Given task:
Report how many lines contain "name"; state the number and nothing else.

# # # # #

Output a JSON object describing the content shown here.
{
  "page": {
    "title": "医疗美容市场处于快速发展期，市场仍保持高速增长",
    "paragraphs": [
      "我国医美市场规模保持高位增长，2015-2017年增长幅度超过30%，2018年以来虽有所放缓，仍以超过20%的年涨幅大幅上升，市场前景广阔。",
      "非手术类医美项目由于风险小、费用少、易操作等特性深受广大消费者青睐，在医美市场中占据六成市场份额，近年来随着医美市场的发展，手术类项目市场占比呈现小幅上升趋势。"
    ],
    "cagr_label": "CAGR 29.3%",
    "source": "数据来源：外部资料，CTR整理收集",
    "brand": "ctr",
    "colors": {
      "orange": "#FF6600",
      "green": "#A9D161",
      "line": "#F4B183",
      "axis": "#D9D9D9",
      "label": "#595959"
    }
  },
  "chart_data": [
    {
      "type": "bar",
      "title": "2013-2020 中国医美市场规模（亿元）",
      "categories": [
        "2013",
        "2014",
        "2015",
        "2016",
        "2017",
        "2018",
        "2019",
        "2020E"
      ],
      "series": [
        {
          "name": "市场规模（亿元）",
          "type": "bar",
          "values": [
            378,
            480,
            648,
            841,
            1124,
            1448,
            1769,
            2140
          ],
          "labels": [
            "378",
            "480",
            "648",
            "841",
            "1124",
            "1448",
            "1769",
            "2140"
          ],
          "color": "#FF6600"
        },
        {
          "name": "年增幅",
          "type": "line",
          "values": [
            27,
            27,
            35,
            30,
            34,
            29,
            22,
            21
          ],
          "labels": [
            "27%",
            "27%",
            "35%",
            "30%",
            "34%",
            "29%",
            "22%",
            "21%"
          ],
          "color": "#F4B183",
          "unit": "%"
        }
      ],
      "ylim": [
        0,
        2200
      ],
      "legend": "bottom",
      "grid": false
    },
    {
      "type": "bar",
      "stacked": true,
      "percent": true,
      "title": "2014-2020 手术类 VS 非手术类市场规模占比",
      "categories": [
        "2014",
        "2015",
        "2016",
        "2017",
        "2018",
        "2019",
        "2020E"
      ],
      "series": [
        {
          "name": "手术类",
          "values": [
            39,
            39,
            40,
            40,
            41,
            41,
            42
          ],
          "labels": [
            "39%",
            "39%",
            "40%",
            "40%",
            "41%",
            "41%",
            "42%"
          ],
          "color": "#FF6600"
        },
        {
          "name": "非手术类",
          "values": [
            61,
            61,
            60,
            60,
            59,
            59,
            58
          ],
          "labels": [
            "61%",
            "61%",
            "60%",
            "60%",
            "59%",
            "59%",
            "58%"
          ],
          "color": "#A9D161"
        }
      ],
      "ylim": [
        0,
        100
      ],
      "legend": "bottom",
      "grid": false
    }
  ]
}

# # # # #

Written solution:
4